__Problem to work on__
Filter the records below for the word "JSON". Copy each line that holds it.

● ● ● ●

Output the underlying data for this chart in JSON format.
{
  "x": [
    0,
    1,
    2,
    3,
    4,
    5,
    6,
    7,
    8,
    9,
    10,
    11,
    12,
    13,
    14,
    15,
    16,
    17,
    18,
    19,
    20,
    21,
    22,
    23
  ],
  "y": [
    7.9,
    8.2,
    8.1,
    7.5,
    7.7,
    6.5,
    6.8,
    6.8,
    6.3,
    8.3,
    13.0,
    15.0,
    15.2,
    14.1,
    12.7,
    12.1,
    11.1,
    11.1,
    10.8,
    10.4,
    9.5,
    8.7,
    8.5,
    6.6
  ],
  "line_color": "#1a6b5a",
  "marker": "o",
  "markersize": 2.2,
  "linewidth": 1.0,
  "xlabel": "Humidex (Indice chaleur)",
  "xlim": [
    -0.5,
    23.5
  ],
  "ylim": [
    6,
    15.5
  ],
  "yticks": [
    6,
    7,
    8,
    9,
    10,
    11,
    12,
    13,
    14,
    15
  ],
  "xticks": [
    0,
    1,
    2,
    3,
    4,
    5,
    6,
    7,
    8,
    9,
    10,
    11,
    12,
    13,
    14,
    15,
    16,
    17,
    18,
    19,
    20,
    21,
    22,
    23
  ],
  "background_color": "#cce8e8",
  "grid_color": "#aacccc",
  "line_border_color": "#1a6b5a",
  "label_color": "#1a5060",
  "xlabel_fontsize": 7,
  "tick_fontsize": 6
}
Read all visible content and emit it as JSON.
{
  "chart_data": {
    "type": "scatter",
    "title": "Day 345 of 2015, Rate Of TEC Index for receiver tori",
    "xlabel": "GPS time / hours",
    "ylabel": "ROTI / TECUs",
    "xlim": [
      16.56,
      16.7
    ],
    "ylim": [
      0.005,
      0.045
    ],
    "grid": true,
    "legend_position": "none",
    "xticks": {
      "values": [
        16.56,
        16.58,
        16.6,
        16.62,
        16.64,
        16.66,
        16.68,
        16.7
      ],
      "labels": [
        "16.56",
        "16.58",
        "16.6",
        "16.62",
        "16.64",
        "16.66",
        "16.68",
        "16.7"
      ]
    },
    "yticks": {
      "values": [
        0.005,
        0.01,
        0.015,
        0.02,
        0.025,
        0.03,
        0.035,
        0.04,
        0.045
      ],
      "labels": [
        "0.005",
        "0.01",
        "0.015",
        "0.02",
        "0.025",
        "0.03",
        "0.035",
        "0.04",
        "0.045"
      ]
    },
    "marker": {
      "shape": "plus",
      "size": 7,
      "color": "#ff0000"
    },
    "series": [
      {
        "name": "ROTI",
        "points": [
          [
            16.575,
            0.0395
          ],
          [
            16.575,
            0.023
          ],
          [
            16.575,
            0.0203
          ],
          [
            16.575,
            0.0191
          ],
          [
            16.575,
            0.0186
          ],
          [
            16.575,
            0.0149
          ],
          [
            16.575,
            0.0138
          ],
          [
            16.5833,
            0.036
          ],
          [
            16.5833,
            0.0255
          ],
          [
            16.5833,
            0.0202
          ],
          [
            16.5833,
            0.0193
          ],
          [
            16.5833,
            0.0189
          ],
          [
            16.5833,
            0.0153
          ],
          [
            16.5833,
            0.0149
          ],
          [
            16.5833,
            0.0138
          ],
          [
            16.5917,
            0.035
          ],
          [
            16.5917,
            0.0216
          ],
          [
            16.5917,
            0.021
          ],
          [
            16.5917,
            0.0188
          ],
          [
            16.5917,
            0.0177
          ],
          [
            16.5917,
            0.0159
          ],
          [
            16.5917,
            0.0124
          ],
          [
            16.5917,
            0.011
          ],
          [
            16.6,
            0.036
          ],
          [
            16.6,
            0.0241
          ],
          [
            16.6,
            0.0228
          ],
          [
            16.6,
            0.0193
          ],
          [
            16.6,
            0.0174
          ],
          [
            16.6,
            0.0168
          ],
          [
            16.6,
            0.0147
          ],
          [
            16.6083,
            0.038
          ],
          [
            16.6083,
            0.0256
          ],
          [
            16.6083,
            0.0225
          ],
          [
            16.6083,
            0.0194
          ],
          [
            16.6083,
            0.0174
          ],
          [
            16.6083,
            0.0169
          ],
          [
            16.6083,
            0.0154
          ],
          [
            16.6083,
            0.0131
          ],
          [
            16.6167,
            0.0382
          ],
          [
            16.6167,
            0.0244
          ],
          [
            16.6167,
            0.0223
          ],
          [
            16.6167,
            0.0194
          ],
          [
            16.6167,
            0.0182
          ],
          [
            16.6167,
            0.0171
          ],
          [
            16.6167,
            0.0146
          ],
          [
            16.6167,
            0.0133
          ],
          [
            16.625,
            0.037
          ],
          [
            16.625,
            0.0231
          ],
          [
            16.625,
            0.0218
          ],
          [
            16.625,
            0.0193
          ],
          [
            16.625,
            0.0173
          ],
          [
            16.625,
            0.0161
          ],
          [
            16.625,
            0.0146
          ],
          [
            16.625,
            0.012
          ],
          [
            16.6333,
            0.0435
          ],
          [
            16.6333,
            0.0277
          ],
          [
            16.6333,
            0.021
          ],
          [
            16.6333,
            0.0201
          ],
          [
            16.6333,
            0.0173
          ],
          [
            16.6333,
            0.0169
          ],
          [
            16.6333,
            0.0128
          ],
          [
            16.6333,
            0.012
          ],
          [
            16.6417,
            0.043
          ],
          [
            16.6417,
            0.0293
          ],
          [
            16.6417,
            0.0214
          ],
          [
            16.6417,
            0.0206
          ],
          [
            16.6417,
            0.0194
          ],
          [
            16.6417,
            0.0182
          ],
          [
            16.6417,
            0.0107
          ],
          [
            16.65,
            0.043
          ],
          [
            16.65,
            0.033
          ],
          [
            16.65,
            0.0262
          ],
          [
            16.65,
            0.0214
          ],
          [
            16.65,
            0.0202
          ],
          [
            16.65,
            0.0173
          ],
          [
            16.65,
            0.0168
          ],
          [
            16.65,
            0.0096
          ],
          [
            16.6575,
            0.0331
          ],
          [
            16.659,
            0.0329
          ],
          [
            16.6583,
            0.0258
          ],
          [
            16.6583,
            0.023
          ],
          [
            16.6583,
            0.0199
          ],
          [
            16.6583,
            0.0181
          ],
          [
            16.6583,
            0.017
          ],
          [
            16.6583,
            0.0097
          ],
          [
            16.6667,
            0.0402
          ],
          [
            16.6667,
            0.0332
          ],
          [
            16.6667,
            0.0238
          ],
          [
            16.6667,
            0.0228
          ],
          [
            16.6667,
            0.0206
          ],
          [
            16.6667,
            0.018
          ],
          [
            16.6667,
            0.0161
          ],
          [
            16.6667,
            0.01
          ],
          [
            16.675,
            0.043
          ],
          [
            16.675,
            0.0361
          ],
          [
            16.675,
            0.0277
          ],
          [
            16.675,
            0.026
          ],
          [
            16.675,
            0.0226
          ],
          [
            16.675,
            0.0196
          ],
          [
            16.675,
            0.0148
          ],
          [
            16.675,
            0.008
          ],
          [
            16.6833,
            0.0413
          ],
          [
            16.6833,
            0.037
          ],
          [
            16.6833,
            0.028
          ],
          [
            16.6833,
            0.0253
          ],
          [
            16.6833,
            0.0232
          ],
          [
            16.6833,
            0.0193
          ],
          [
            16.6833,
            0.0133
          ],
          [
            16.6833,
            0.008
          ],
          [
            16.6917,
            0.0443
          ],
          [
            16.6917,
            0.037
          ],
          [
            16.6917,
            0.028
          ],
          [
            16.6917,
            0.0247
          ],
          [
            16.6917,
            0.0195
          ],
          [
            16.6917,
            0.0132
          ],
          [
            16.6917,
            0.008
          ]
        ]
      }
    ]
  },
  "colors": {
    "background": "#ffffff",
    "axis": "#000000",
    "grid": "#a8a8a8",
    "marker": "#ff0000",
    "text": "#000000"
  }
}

● ● ● ●

__Written solution__
Output the underlying data for this chart in JSON format.
Read all visible content and emit it as JSON.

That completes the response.